■ WHAT THIS TASK INVOLVES
Work through the data below line by line and say how many lines hold "cold"; give only the number.

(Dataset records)

- - - -

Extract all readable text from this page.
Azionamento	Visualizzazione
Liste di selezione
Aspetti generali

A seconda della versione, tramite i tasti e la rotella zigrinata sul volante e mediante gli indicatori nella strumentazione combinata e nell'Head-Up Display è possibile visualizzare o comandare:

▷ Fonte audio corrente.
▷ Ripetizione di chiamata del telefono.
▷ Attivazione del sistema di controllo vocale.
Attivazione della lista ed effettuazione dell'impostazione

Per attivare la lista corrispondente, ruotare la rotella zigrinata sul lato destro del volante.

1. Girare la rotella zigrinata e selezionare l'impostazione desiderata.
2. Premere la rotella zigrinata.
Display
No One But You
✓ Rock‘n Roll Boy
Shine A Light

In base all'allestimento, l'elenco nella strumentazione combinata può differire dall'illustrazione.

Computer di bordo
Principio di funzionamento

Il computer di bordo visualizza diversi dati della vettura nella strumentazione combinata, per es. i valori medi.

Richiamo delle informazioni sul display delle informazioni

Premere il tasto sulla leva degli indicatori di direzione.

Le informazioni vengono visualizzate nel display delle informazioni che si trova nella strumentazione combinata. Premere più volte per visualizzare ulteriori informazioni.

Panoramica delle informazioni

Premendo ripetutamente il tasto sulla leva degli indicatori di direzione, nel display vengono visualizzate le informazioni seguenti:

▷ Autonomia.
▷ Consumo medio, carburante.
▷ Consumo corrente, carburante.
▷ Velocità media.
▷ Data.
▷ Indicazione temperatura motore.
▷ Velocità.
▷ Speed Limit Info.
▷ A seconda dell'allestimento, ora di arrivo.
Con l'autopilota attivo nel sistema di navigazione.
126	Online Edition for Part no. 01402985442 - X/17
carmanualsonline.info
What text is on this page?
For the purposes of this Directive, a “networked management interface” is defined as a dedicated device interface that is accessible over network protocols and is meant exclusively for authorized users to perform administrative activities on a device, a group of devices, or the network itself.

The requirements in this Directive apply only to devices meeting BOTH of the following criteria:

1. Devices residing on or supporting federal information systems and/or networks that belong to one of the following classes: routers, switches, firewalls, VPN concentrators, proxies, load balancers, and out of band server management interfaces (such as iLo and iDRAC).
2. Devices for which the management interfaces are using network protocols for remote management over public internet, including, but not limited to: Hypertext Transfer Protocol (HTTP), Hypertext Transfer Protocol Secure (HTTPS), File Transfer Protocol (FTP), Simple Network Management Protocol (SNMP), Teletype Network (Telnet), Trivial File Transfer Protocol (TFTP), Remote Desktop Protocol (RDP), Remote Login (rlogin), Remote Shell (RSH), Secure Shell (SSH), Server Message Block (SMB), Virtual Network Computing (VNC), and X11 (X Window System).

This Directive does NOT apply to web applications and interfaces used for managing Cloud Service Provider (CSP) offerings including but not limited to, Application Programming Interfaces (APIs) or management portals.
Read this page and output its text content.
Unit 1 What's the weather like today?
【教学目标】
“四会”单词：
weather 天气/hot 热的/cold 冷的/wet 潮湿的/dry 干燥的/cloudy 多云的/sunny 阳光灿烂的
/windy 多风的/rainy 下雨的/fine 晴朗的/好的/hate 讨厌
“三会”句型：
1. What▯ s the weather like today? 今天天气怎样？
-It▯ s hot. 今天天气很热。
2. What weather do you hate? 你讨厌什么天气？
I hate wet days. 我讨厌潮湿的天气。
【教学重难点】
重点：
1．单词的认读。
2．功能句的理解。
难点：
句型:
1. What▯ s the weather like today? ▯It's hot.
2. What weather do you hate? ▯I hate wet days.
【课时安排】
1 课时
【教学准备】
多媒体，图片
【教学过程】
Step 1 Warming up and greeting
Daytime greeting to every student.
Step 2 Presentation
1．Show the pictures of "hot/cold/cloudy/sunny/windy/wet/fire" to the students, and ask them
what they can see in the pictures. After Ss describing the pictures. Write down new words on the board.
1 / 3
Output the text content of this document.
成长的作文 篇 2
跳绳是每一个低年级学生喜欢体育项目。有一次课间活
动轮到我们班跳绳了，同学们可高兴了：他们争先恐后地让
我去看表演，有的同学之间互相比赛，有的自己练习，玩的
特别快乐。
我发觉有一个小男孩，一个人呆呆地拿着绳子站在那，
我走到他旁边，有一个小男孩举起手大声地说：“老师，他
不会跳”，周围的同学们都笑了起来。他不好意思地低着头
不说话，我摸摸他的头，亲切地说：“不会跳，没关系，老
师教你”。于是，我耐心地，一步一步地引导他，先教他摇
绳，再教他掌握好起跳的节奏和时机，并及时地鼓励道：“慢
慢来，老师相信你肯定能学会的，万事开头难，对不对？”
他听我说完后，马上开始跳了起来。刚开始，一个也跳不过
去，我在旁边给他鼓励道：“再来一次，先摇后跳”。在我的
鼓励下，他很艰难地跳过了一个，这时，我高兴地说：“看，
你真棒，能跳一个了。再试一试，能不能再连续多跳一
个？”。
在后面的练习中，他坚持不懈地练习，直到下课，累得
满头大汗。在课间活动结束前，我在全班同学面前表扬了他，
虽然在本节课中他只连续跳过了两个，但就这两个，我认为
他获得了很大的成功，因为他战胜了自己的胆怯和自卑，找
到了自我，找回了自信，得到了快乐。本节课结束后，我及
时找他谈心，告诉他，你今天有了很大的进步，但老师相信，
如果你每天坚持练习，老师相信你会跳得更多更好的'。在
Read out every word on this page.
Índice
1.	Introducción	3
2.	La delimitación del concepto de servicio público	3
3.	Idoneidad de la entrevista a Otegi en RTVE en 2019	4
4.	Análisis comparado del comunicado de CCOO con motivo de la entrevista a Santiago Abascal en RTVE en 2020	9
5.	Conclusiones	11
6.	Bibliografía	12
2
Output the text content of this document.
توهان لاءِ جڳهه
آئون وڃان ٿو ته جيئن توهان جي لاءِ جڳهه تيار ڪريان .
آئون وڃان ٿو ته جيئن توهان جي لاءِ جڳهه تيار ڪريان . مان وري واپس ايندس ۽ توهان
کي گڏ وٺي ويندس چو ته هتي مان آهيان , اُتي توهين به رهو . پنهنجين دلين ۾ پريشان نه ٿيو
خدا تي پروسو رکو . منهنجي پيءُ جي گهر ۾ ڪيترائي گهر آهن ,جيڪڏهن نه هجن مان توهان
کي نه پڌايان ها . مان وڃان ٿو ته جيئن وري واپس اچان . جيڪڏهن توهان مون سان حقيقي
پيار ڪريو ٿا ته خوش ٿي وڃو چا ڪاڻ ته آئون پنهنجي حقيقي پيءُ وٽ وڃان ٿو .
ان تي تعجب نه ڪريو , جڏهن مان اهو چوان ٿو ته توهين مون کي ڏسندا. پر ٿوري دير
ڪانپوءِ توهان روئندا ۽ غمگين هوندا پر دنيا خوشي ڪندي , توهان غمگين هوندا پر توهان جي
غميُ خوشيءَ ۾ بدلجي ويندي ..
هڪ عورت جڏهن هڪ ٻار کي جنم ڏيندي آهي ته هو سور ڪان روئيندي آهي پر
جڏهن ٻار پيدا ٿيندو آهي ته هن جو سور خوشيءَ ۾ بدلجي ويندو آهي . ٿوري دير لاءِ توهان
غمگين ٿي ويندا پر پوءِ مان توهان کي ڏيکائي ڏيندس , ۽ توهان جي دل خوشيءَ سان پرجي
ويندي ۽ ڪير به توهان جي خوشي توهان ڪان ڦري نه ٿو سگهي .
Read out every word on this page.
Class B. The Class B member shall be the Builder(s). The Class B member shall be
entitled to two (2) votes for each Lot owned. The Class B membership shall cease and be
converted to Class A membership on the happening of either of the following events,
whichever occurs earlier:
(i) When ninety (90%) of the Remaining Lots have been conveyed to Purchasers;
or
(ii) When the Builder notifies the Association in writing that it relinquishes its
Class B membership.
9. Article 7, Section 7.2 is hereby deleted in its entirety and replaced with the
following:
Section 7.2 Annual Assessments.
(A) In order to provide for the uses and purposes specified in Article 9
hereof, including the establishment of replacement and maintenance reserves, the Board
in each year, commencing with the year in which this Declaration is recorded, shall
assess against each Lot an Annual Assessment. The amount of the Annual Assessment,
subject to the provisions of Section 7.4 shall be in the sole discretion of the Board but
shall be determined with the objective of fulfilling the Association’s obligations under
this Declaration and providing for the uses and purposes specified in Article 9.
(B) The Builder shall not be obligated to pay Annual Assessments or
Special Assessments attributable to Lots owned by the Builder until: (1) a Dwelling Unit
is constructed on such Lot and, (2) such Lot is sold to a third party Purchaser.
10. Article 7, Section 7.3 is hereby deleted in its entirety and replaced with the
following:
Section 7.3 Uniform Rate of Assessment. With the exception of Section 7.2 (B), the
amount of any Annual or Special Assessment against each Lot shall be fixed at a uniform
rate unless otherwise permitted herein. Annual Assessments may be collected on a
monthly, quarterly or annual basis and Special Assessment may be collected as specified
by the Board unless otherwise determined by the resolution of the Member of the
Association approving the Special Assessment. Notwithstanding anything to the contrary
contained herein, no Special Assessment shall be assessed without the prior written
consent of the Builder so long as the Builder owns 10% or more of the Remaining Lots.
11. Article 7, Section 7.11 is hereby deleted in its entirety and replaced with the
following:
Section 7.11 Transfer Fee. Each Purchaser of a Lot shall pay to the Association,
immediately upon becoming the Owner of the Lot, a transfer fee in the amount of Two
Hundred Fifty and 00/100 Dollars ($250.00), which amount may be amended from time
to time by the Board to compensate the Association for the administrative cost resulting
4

- - - -

■ EXERCISE RESULT
2